### Source text

10. Why do output tokens cost more per million than input tokens in Anthropic's pricing?
Correct. Each output token requires a full forward pass, while input tokens are processed in a single parallel attention computation.
The compute asymmetry: input processing is one parallel attention pass over all tokens; output generation is N sequential forward passes, one per token — hence higher cost.
11. What happens when you send a GIF file to the Anthropic API?
Correct. GIF animation is not processed — only the first frame is used. Plan accordingly when working with animated content.
For GIFs, only the first frame is processed. Animation frames are ignored. The API accepts the format but treats it as a static image.
12. Which HTTP status code does Anthropic use for infrastructure saturation (distinct from rate limiting)?
Correct. HTTP 529 (overloaded_error) is Anthropic's custom status for capacity saturation. It's retryable with backoff.

######
### Data supplied

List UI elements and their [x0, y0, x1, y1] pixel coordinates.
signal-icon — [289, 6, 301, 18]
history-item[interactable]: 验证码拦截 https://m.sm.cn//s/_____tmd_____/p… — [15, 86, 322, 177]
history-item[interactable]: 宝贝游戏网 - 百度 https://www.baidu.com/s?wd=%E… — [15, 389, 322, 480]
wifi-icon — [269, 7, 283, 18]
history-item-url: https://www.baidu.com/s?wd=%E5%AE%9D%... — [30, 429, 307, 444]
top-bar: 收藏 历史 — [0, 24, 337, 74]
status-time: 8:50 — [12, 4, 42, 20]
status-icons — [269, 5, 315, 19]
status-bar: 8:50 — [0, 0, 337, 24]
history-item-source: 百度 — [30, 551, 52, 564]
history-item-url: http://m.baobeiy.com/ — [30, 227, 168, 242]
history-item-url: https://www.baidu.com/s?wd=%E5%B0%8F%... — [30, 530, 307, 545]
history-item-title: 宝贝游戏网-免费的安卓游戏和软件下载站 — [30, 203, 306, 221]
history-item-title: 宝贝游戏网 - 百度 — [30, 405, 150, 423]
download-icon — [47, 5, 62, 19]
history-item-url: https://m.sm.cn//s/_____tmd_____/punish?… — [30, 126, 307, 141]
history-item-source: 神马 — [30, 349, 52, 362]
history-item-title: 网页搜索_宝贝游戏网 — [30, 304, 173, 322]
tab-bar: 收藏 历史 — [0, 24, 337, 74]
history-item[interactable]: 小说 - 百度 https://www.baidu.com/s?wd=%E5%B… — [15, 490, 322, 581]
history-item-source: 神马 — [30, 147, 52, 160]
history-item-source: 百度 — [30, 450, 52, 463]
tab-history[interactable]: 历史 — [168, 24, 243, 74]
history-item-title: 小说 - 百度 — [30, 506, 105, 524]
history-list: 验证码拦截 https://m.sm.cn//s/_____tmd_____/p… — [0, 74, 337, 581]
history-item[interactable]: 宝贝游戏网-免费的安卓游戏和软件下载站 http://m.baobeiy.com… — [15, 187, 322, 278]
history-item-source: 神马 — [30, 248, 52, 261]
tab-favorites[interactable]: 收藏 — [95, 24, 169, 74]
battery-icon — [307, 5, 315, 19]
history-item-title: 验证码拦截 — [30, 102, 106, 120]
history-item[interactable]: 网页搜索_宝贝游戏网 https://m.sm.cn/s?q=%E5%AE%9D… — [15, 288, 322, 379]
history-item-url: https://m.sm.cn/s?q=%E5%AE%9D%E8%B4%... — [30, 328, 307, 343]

######

* Brief 1 *
According to the Anthropic API quiz, what happens to the animation frames when a GIF is sent to the API?
* Brief 2 *
Please carry on the Anthropic API quiz from its last line.

* Exercise output 1 *
They are ignored, and only the first frame is processed.

* Exercise output 2 *
Anthropic uses the non-standard HTTP 529 for infrastructure saturation (overloaded_error). 429 is for rate limits, 500 for server errors.
13. Which field in the API response gives the actual output token count (not the cap)?
Correct. usage.output_tokens is the precise completion token count. It's always ≤ max_tokens and is the value to use for accurate quota accounting.
usage.output_tokens is the direct field. While usage.total_tokens - usage.input_tokens would give the same number mathematically, usage.output_tokens is the explicit and correct field to read.
14. What does stop_reason: "tool_use" tell you?
Correct. "tool_use" stop reason signals that Claude has produced tool_use content blocks and is waiting for results before it can continue.
"tool_use" means Claude is pausing to request tool execution. "end_turn" is the stop reason when Claude has produced a final answer.
15. Which of the following best describes the Anthropic API's memory behavior between separate API calls?
Correct. The Anthropic API is stateless — each API call is independent, and the developer must include all relevant history in the messages array.
Incorrect. The API is entirely stateless. There is no server-side session, cache, or timeout-based memory. All history must be passed explicitly.
16. When is streaming generally NOT the right choice?
Correct. When you need the complete response before doing anything with it, streaming adds complexity without UX benefit.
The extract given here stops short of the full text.